Aim: Output the data exactly, with every line intact.

[Chart and figure data]

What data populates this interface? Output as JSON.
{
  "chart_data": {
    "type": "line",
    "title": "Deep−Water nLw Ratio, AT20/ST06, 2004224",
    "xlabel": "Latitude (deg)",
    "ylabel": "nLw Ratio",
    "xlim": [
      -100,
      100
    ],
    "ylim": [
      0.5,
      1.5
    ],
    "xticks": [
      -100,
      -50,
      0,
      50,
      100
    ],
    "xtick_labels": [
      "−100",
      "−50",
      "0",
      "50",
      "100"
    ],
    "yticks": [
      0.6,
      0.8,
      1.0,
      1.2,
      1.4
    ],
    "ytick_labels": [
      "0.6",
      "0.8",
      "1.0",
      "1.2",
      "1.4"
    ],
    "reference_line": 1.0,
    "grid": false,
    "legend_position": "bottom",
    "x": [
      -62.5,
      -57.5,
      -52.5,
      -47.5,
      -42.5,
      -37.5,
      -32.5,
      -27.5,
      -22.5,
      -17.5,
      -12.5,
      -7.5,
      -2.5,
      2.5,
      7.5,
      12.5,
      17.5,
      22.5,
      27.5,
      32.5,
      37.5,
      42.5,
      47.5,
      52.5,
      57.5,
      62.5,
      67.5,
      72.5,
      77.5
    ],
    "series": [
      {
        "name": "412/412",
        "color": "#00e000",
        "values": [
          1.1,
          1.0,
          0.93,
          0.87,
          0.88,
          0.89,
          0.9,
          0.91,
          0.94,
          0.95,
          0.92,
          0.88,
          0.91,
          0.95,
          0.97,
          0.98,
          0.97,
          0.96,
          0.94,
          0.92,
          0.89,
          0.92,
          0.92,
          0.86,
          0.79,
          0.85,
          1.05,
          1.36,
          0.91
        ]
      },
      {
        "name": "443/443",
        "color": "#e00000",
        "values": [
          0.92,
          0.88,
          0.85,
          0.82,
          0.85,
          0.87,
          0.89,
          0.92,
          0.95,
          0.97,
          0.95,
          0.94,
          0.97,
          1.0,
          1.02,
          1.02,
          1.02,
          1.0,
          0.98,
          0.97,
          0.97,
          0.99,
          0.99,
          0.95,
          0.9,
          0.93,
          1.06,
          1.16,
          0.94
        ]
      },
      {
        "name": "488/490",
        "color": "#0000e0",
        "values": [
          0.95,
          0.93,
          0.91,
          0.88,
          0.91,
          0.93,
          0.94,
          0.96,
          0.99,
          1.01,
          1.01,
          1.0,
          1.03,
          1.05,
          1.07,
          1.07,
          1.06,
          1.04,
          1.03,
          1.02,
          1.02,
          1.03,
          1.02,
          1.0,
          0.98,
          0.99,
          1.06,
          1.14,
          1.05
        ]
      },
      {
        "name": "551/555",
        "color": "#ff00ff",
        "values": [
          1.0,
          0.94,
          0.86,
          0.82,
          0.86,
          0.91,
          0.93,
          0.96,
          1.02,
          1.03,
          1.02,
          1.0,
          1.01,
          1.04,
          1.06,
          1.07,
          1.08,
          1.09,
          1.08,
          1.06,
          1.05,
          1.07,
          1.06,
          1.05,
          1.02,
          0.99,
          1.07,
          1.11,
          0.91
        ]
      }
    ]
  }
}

Task answer:
What data populates this interface? Output as JSON.
{
  "chart_data": {
    "type": "line",
    "title": "Deep−Water nLw Ratio, AT20/ST06, 2004224",
    "xlabel": "Latitude (deg)",
    "ylabel": "nLw Ratio",
    "xlim": [
      -100,
      100
    ],
    "ylim": [
      0.5,
      1.5
    ],
    "xticks": [
      -100,
      -50,
      0,
      50,
      100
    ],
    "xtick_labels": [
      "−100",
      "−50",
      "0",
      "50",
      "100"
    ],
    "yticks": [
      0.6,
      0.8,
      1.0,
      1.2,
      1.4
    ],
    "ytick_labels": [
      "0.6",
      "0.8",
      "1.0",
      "1.2",
      "1.4"
    ],
    "reference_line": 1.0,
    "grid": false,
    "legend_position": "bottom",
    "x": [
      -62.5,
      -57.5,
      -52.5,
      -47.5,
      -42.5,
      -37.5,
      -32.5,
      -27.5,
      -22.5,
      -17.5,
      -12.5,
      -7.5,
      -2.5,
      2.5,
      7.5,
      12.5,
      17.5,
      22.5,
      27.5,
      32.5,
      37.5,
      42.5,
      47.5,
      52.5,
      57.5,
      62.5,
      67.5,
      72.5,
      77.5
    ],
    "series": [
      {
        "name": "412/412",
        "color": "#00e000",
        "values": [
          1.1,
          1.0,
          0.93,
          0.87,
          0.88,
          0.89,
          0.9,
          0.91,
          0.94,
          0.95,
          0.92,
          0.88,
          0.91,
          0.95,
          0.97,
          0.98,
          0.97,
          0.96,
          0.94,
          0.92,
          0.89,
          0.92,
          0.92,
          0.86,
          0.79,
          0.85,
          1.05,
          1.36,
          0.91
        ]
      },
      {
        "name": "443/443",
        "color": "#e00000",
        "values": [
          0.92,
          0.88,
          0.85,
          0.82,
          0.85,
          0.87,
          0.89,
          0.92,
          0.95,
          0.97,
          0.95,
          0.94,
          0.97,
          1.0,
          1.02,
          1.02,
          1.02,
          1.0,
          0.98,
          0.97,
          0.97,
          0.99,
          0.99,
          0.95,
          0.9,
          0.93,
          1.06,
          1.16,
          0.94
        ]
      },
      {
        "name": "488/490",
        "color": "#0000e0",
        "values": [
          0.95,
          0.93,
          0.91,
          0.88,
          0.91,
          0.93,
          0.94,
          0.96,
          0.99,
          1.01,
          1.01,
          1.0,
          1.03,
          1.05,
          1.07,
          1.07,
          1.06,
          1.04,
          1.03,
          1.02,
          1.02,
          1.03,
          1.02,
          1.0,
          0.98,
          0.99,
          1.06,
          1.14,
          1.05
        ]
      },
      {
        "name": "551/555",
        "color": "#ff00ff",
        "values": [
          1.0,
          0.94,
          0.86,
          0.82,
          0.86,
          0.91,
          0.93,
          0.96,
          1.02,
          1.03,
          1.02,
          1.0,
          1.01,
          1.04,
          1.06,
          1.07,
          1.08,
          1.09,
          1.08,
          1.06,
          1.05,
          1.07,
          1.06,
          1.05,
          1.02,
          0.99,
          1.07,
          1.11,
          0.91
        ]
      }
    ]
  }
}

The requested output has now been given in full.